------ STORED RECORDS

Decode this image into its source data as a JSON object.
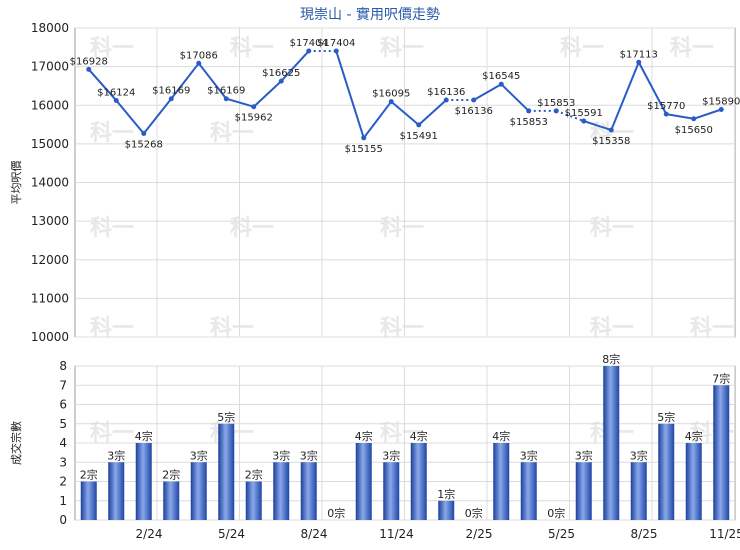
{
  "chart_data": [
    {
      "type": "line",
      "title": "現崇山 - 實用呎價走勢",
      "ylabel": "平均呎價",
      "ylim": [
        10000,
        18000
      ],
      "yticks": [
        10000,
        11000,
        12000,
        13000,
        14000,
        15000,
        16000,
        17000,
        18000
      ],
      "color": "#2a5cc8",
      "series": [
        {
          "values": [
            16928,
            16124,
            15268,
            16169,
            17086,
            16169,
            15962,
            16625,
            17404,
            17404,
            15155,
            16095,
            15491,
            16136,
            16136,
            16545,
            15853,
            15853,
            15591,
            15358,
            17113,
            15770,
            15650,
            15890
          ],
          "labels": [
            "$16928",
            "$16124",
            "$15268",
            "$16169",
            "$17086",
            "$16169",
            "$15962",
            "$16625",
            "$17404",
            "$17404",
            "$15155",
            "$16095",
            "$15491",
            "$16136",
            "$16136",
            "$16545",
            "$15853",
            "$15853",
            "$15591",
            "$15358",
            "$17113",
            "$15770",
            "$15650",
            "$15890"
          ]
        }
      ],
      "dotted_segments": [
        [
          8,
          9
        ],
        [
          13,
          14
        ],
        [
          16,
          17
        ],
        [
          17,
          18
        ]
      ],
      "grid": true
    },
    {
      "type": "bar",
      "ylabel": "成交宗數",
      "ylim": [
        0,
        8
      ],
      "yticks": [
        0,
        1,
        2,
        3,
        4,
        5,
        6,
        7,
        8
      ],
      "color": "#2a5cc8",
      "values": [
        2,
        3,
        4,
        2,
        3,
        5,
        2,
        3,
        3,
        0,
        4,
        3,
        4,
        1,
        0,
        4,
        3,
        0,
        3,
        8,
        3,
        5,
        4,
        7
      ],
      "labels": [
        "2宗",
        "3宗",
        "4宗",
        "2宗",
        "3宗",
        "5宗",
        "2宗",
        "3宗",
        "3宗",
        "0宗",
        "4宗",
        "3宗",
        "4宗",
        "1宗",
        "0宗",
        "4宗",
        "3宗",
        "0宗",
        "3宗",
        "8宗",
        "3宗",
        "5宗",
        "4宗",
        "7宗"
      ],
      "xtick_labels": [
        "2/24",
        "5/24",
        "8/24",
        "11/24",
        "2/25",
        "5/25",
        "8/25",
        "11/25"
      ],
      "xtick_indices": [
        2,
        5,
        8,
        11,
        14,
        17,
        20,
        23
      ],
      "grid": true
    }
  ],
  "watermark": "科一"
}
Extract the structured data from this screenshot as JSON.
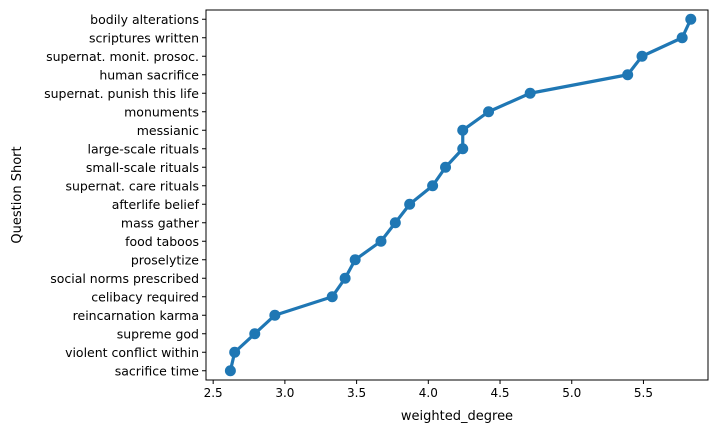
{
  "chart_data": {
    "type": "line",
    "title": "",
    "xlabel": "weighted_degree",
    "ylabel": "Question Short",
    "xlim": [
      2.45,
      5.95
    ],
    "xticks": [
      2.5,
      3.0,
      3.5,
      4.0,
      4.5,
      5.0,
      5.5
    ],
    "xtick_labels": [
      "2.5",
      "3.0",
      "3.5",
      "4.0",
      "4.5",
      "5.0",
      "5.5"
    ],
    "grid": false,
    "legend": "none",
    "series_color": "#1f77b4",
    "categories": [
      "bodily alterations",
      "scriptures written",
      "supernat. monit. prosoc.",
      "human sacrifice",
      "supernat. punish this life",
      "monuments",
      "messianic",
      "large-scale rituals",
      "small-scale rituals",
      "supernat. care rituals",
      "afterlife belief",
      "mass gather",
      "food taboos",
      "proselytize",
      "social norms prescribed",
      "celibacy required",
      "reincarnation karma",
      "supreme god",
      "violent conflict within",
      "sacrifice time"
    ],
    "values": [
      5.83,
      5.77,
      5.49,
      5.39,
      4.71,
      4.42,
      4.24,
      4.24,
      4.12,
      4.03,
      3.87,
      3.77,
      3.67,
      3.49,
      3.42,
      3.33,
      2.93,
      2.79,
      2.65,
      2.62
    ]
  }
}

------------
------ STORED RECORDS

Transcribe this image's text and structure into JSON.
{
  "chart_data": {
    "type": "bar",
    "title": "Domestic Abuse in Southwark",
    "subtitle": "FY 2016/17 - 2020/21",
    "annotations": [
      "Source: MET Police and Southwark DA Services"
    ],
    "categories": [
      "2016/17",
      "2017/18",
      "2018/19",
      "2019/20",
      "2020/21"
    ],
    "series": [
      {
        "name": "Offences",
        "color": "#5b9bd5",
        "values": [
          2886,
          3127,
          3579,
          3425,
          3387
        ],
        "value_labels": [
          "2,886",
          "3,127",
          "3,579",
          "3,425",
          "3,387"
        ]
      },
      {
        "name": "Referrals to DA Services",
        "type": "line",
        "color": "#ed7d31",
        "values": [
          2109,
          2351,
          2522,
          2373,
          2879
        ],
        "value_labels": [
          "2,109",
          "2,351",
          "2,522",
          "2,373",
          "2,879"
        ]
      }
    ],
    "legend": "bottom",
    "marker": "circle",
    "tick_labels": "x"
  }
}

------------

» WHAT TO WORK ON: Which lines of the material contain the string "values"? List each of them.

» RESPONSE FOR THIS EXERCISE:
          "values": [
      "values": [
    "values": [
        "values": [
        "values": [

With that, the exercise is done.